* [WHAT IS EXPECTED] Below are some entries; can you quote all of them exactly?

[Records from a data source]
• • • • • • •
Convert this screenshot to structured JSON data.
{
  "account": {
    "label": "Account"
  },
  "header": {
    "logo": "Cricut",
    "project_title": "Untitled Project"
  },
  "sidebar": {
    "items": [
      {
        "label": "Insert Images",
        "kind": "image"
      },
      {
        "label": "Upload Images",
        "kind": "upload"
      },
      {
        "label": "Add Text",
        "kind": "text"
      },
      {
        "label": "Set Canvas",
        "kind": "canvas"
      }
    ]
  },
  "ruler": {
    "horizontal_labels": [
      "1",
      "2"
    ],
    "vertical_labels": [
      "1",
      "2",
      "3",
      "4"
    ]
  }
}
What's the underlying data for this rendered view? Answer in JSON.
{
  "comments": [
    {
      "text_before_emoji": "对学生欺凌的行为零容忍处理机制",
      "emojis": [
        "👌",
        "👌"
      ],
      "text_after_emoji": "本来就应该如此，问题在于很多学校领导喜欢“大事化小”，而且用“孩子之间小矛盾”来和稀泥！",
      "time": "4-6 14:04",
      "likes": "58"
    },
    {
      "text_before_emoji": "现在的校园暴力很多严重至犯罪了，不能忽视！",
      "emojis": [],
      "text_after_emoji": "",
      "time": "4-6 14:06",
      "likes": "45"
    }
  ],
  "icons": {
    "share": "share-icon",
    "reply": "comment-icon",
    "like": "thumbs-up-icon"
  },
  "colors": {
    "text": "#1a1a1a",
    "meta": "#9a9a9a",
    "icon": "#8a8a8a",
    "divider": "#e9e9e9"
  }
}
• • • • • • •
* [ANSWER TO THIS PROBLEM]
Convert this screenshot to structured JSON data.
{
  "account": {
    "label": "Account"
  },
  "header": {
    "logo": "Cricut",
    "project_title": "Untitled Project"
  },
  "sidebar": {
    "items": [
      {
        "label": "Insert Images",
        "kind": "image"
      },
      {
        "label": "Upload Images",
        "kind": "upload"
      },
      {
        "label": "Add Text",
        "kind": "text"
      },
      {
        "label": "Set Canvas",
        "kind": "canvas"
      }
    ]
  },
  "ruler": {
    "horizontal_labels": [
      "1",
      "2"
    ],
    "vertical_labels": [
      "1",
      "2",
      "3",
      "4"
    ]
  }
}
What's the underlying data for this rendered view? Answer in JSON.
{
  "comments": [
    {
      "text_before_emoji": "对学生欺凌的行为零容忍处理机制",
      "emojis": [
        "👌",
        "👌"
      ],
      "text_after_emoji": "本来就应该如此，问题在于很多学校领导喜欢“大事化小”，而且用“孩子之间小矛盾”来和稀泥！",
      "time": "4-6 14:04",
      "likes": "58"
    },
    {
      "text_before_emoji": "现在的校园暴力很多严重至犯罪了，不能忽视！",
      "emojis": [],
      "text_after_emoji": "",
      "time": "4-6 14:06",
      "likes": "45"
    }
  ],
  "icons": {
    "share": "share-icon",
    "reply": "comment-icon",
    "like": "thumbs-up-icon"
  },
  "colors": {
    "text": "#1a1a1a",
    "meta": "#9a9a9a",
    "icon": "#8a8a8a",
    "divider": "#e9e9e9"
  }
}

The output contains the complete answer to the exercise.